SUPPLIED INFORMATION >>

=-=-=

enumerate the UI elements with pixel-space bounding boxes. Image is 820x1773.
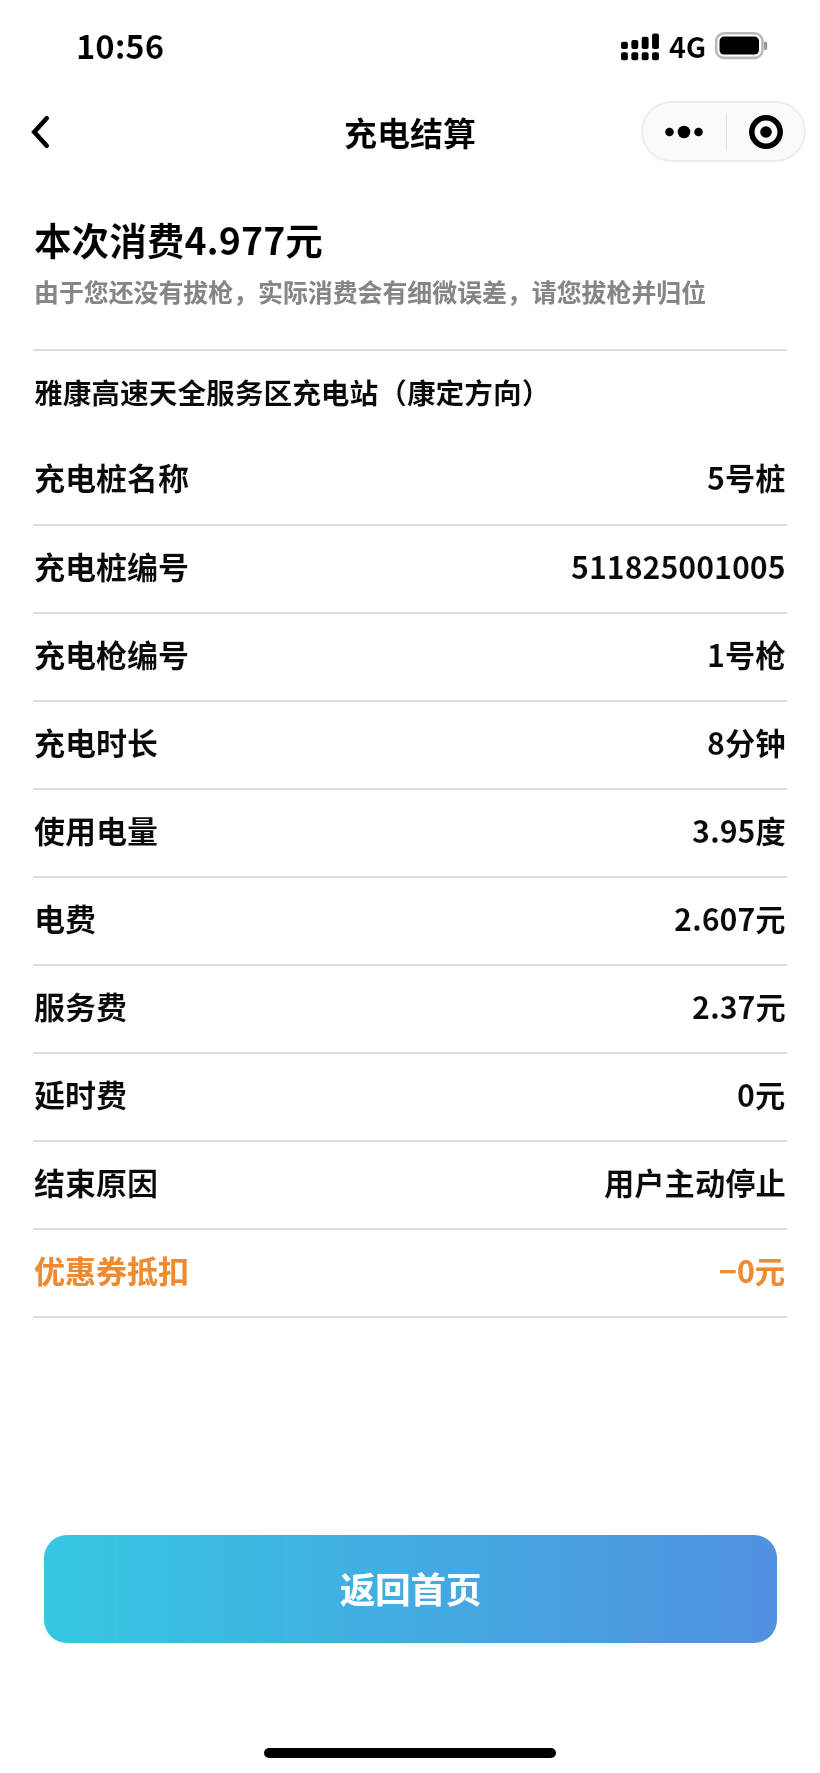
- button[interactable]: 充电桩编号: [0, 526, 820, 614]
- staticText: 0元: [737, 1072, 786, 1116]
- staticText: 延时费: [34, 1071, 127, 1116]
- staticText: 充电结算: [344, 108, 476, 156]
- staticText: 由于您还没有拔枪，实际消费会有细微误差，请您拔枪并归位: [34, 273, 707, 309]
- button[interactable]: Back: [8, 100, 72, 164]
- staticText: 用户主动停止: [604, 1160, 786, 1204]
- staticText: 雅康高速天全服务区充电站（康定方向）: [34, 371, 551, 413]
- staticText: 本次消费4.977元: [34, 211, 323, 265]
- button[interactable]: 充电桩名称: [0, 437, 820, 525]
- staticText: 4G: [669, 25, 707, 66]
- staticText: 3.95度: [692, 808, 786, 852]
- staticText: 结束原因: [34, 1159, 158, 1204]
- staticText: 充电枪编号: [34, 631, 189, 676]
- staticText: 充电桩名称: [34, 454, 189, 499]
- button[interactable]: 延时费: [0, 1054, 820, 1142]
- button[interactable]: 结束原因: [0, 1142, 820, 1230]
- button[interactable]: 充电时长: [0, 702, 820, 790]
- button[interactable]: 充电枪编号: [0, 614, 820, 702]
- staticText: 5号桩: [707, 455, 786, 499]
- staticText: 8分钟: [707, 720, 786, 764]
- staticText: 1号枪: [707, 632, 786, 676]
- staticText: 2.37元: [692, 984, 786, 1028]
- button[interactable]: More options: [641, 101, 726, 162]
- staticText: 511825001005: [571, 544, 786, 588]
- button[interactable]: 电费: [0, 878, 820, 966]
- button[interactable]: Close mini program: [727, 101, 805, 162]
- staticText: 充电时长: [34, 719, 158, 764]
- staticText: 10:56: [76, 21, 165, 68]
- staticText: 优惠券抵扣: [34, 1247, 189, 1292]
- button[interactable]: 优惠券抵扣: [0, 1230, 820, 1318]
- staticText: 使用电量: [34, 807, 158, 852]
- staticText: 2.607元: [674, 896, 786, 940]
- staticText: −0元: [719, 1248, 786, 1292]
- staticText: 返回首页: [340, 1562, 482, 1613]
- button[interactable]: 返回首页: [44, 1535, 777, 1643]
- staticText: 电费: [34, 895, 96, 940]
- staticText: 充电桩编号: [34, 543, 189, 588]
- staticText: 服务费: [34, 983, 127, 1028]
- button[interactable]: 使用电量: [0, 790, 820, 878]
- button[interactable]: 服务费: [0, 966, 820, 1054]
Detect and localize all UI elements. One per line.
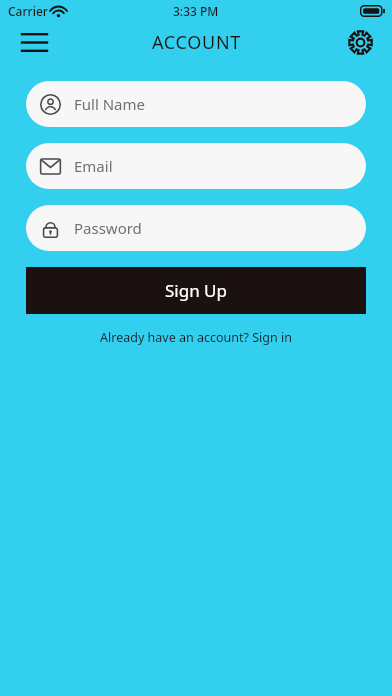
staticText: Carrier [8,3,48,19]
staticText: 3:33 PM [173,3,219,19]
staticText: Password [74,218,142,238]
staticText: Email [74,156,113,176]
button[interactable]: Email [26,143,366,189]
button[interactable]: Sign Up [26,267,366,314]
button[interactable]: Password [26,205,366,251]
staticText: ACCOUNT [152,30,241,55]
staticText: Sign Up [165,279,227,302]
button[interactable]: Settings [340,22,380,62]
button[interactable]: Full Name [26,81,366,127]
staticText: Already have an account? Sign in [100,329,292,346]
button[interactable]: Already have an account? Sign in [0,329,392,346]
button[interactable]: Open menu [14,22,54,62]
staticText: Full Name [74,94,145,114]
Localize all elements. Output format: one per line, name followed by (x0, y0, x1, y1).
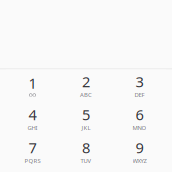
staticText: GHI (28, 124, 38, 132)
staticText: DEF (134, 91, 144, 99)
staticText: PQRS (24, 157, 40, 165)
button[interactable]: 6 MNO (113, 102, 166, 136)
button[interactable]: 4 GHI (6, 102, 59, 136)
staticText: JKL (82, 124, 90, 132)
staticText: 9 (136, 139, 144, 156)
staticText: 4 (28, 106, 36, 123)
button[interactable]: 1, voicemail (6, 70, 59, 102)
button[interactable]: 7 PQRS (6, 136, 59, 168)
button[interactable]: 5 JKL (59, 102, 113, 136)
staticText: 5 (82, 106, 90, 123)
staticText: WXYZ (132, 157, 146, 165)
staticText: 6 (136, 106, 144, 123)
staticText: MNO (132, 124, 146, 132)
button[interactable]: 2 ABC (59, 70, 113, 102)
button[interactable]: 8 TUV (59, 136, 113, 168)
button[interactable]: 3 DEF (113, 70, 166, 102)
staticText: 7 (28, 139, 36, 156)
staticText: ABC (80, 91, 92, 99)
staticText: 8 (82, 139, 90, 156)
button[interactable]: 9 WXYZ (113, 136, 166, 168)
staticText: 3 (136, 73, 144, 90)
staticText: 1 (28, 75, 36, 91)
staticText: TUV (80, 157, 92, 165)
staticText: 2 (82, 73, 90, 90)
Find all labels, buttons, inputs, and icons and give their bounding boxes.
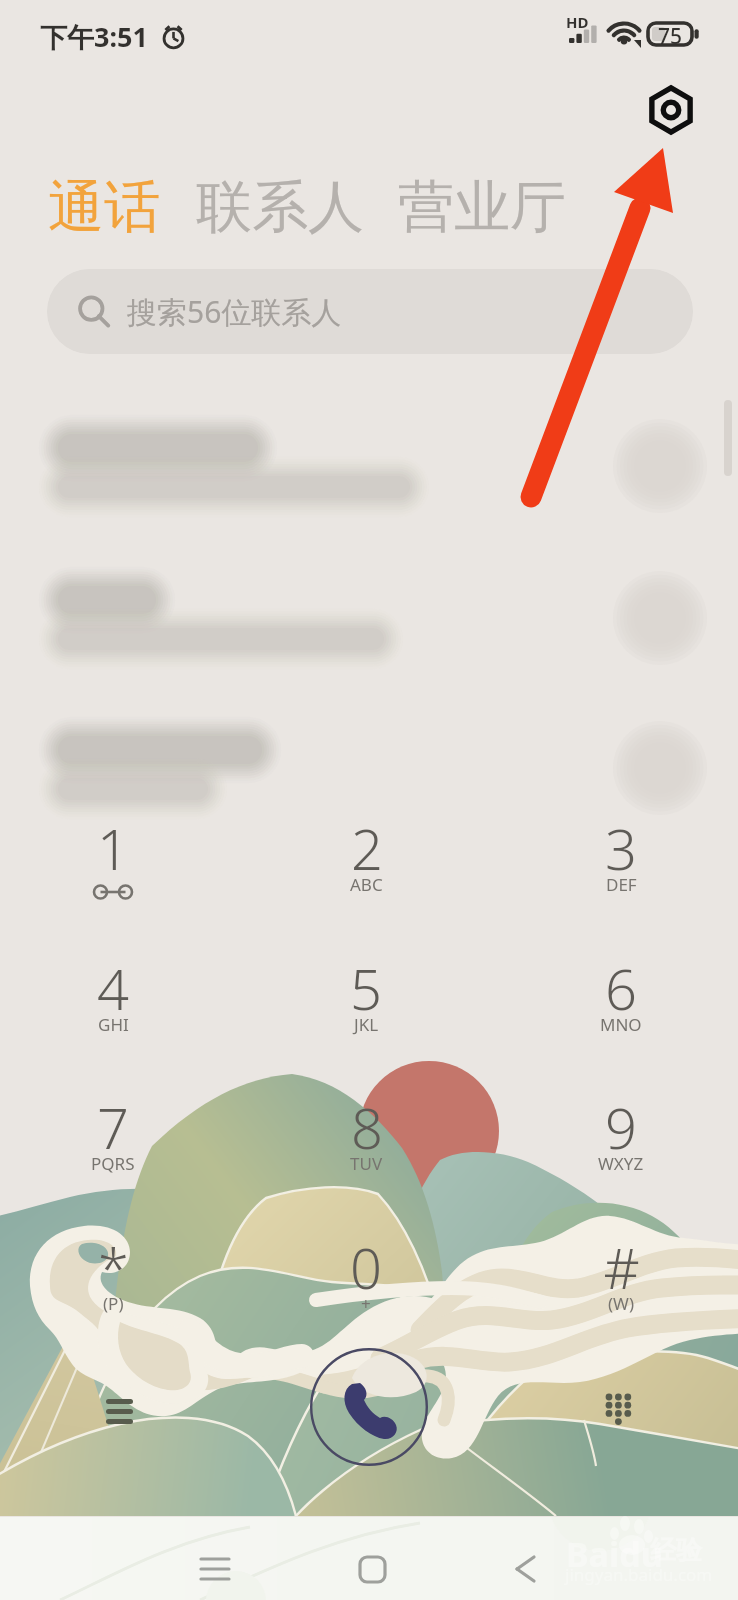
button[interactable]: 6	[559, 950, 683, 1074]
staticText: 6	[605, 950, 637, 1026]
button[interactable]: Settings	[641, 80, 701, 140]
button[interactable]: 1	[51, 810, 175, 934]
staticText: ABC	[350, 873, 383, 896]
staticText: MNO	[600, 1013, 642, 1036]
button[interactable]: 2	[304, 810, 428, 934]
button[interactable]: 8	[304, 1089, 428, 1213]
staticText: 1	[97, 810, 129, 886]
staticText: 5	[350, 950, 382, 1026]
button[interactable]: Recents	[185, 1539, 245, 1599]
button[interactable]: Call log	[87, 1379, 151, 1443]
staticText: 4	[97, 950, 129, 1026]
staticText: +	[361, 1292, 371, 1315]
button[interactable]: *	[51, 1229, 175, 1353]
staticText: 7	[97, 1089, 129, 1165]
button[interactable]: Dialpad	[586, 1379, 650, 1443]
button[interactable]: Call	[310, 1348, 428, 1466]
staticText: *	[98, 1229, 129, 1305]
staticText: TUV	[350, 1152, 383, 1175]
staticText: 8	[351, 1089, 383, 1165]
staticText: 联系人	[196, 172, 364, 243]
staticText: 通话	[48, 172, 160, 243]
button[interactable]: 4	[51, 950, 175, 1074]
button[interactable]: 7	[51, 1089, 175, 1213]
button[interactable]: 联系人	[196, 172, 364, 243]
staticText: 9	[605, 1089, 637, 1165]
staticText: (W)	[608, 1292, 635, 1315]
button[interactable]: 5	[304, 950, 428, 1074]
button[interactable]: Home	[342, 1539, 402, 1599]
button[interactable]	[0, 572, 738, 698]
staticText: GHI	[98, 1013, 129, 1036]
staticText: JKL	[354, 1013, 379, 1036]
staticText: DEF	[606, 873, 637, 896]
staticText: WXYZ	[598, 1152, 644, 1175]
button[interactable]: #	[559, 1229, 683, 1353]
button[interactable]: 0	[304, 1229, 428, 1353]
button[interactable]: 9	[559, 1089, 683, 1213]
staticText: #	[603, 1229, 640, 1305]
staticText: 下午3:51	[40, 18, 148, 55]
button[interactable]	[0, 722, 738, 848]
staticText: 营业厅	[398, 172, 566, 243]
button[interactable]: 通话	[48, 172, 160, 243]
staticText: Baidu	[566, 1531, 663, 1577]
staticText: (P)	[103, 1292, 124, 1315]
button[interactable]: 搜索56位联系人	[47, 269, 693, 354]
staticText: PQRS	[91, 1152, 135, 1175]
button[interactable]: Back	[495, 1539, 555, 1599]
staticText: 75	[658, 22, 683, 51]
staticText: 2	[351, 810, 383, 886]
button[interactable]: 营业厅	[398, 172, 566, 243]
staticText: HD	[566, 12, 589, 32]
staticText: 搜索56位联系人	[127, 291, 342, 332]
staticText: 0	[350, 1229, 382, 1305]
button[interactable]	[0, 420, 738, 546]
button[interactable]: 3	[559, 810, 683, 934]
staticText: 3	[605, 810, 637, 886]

=-=-=

AIM OF THE TASK >>
Update the material above by changing every "充电桩名称" to "站点名称" and keeping everything else the same. Leave the pictures out.

TASK SOLUTION >>
enumerate the UI elements with pixel-space bounding boxes. Image is 820x1773.
- button[interactable]: 充电桩编号: [0, 526, 820, 614]
- staticText: 0元: [737, 1072, 786, 1116]
- staticText: 延时费: [34, 1071, 127, 1116]
- staticText: 充电结算: [344, 108, 476, 156]
- staticText: 由于您还没有拔枪，实际消费会有细微误差，请您拔枪并归位: [34, 273, 707, 309]
- button[interactable]: Back: [8, 100, 72, 164]
- staticText: 用户主动停止: [604, 1160, 786, 1204]
- staticText: 雅康高速天全服务区充电站（康定方向）: [34, 371, 551, 413]
- staticText: 本次消费4.977元: [34, 211, 323, 265]
- button[interactable]: 站点名称: [0, 437, 820, 525]
- staticText: 4G: [669, 25, 707, 66]
- staticText: 3.95度: [692, 808, 786, 852]
- staticText: 结束原因: [34, 1159, 158, 1204]
- staticText: 充电枪编号: [34, 631, 189, 676]
- staticText: 站点名称: [34, 454, 189, 499]
- button[interactable]: 延时费: [0, 1054, 820, 1142]
- button[interactable]: 结束原因: [0, 1142, 820, 1230]
- button[interactable]: 充电时长: [0, 702, 820, 790]
- button[interactable]: 充电枪编号: [0, 614, 820, 702]
- staticText: 5号桩: [707, 455, 786, 499]
- staticText: 8分钟: [707, 720, 786, 764]
- staticText: 1号枪: [707, 632, 786, 676]
- staticText: 2.37元: [692, 984, 786, 1028]
- button[interactable]: More options: [641, 101, 726, 162]
- staticText: 511825001005: [571, 544, 786, 588]
- button[interactable]: 电费: [0, 878, 820, 966]
- button[interactable]: Close mini program: [727, 101, 805, 162]
- staticText: 充电时长: [34, 719, 158, 764]
- staticText: 10:56: [76, 21, 165, 68]
- staticText: 优惠券抵扣: [34, 1247, 189, 1292]
- button[interactable]: 优惠券抵扣: [0, 1230, 820, 1318]
- staticText: 使用电量: [34, 807, 158, 852]
- staticText: 2.607元: [674, 896, 786, 940]
- staticText: −0元: [719, 1248, 786, 1292]
- staticText: 返回首页: [340, 1562, 482, 1613]
- button[interactable]: 返回首页: [44, 1535, 777, 1643]
- staticText: 电费: [34, 895, 96, 940]
- staticText: 充电桩编号: [34, 543, 189, 588]
- staticText: 服务费: [34, 983, 127, 1028]
- button[interactable]: 使用电量: [0, 790, 820, 878]
- button[interactable]: 服务费: [0, 966, 820, 1054]
Detect and localize all UI elements. One per line.
staticText: Carrier [8,3,48,19]
staticText: 3:33 PM [173,3,219,19]
staticText: Password [74,218,142,238]
staticText: Email [74,156,113,176]
button[interactable]: Email [26,143,366,189]
button[interactable]: Sign Up [26,267,366,314]
button[interactable]: Password [26,205,366,251]
staticText: ACCOUNT [152,30,241,55]
staticText: Sign Up [165,279,227,302]
button[interactable]: Settings [340,22,380,62]
button[interactable]: Full Name [26,81,366,127]
staticText: Already have an account? Sign in [100,329,292,346]
button[interactable]: Already have an account? Sign in [0,329,392,346]
button[interactable]: Open menu [14,22,54,62]
staticText: Full Name [74,94,145,114]
Localize all elements. Output format: one per line, name followed by (x0, y0, x1, y1).
staticText: GHI (28, 124, 38, 132)
staticText: DEF (134, 91, 144, 99)
staticText: PQRS (24, 157, 40, 165)
button[interactable]: 6 MNO (113, 102, 166, 136)
button[interactable]: 4 GHI (6, 102, 59, 136)
staticText: JKL (82, 124, 90, 132)
staticText: 9 (136, 139, 144, 156)
staticText: 4 (28, 106, 36, 123)
button[interactable]: 1, voicemail (6, 70, 59, 102)
button[interactable]: 7 PQRS (6, 136, 59, 168)
button[interactable]: 5 JKL (59, 102, 113, 136)
staticText: 5 (82, 106, 90, 123)
staticText: WXYZ (132, 157, 146, 165)
staticText: 6 (136, 106, 144, 123)
staticText: MNO (132, 124, 146, 132)
button[interactable]: 2 ABC (59, 70, 113, 102)
button[interactable]: 8 TUV (59, 136, 113, 168)
button[interactable]: 3 DEF (113, 70, 166, 102)
staticText: 7 (28, 139, 36, 156)
staticText: ABC (80, 91, 92, 99)
staticText: 8 (82, 139, 90, 156)
button[interactable]: 9 WXYZ (113, 136, 166, 168)
staticText: 3 (136, 73, 144, 90)
staticText: 1 (28, 75, 36, 91)
staticText: TUV (80, 157, 92, 165)
staticText: 2 (82, 73, 90, 90)
Find all labels, buttons, inputs, and icons and give their bounding boxes.
button[interactable]: 6	[559, 950, 683, 1074]
staticText: 6	[605, 950, 637, 1026]
button[interactable]: Settings	[641, 80, 701, 140]
button[interactable]: 1	[51, 810, 175, 934]
staticText: ABC	[350, 873, 383, 896]
staticText: MNO	[600, 1013, 642, 1036]
button[interactable]: 2	[304, 810, 428, 934]
button[interactable]: 8	[304, 1089, 428, 1213]
staticText: 1	[97, 810, 129, 886]
staticText: 5	[350, 950, 382, 1026]
button[interactable]: Recents	[185, 1539, 245, 1599]
button[interactable]: Call log	[87, 1379, 151, 1443]
staticText: 4	[97, 950, 129, 1026]
staticText: +	[361, 1292, 371, 1315]
button[interactable]: *	[51, 1229, 175, 1353]
staticText: 7	[97, 1089, 129, 1165]
button[interactable]: Dialpad	[586, 1379, 650, 1443]
button[interactable]: Call	[310, 1348, 428, 1466]
staticText: *	[98, 1229, 129, 1305]
staticText: TUV	[350, 1152, 383, 1175]
staticText: 8	[351, 1089, 383, 1165]
staticText: 联系人	[196, 172, 364, 243]
staticText: 通话	[48, 172, 160, 243]
button[interactable]: 4	[51, 950, 175, 1074]
button[interactable]: 7	[51, 1089, 175, 1213]
button[interactable]: 联系人	[196, 172, 364, 243]
staticText: 9	[605, 1089, 637, 1165]
staticText: (W)	[608, 1292, 635, 1315]
button[interactable]: 5	[304, 950, 428, 1074]
button[interactable]: Home	[342, 1539, 402, 1599]
button[interactable]	[0, 572, 738, 698]
staticText: GHI	[98, 1013, 129, 1036]
staticText: JKL	[354, 1013, 379, 1036]
staticText: DEF	[606, 873, 637, 896]
staticText: WXYZ	[598, 1152, 644, 1175]
button[interactable]: #	[559, 1229, 683, 1353]
button[interactable]: 0	[304, 1229, 428, 1353]
button[interactable]: 9	[559, 1089, 683, 1213]
staticText: #	[603, 1229, 640, 1305]
staticText: 下午3:51	[40, 18, 148, 55]
button[interactable]	[0, 722, 738, 848]
staticText: 营业厅	[398, 172, 566, 243]
button[interactable]: 通话	[48, 172, 160, 243]
staticText: Baidu	[566, 1531, 663, 1577]
staticText: (P)	[103, 1292, 124, 1315]
button[interactable]: 搜索56位联系人	[47, 269, 693, 354]
staticText: PQRS	[91, 1152, 135, 1175]
button[interactable]: Back	[495, 1539, 555, 1599]
staticText: 75	[658, 22, 683, 51]
staticText: 2	[351, 810, 383, 886]
button[interactable]: 营业厅	[398, 172, 566, 243]
staticText: HD	[566, 12, 589, 32]
staticText: 搜索56位联系人	[127, 291, 342, 332]
staticText: 0	[350, 1229, 382, 1305]
button[interactable]	[0, 420, 738, 546]
button[interactable]: 3	[559, 810, 683, 934]
staticText: 3	[605, 810, 637, 886]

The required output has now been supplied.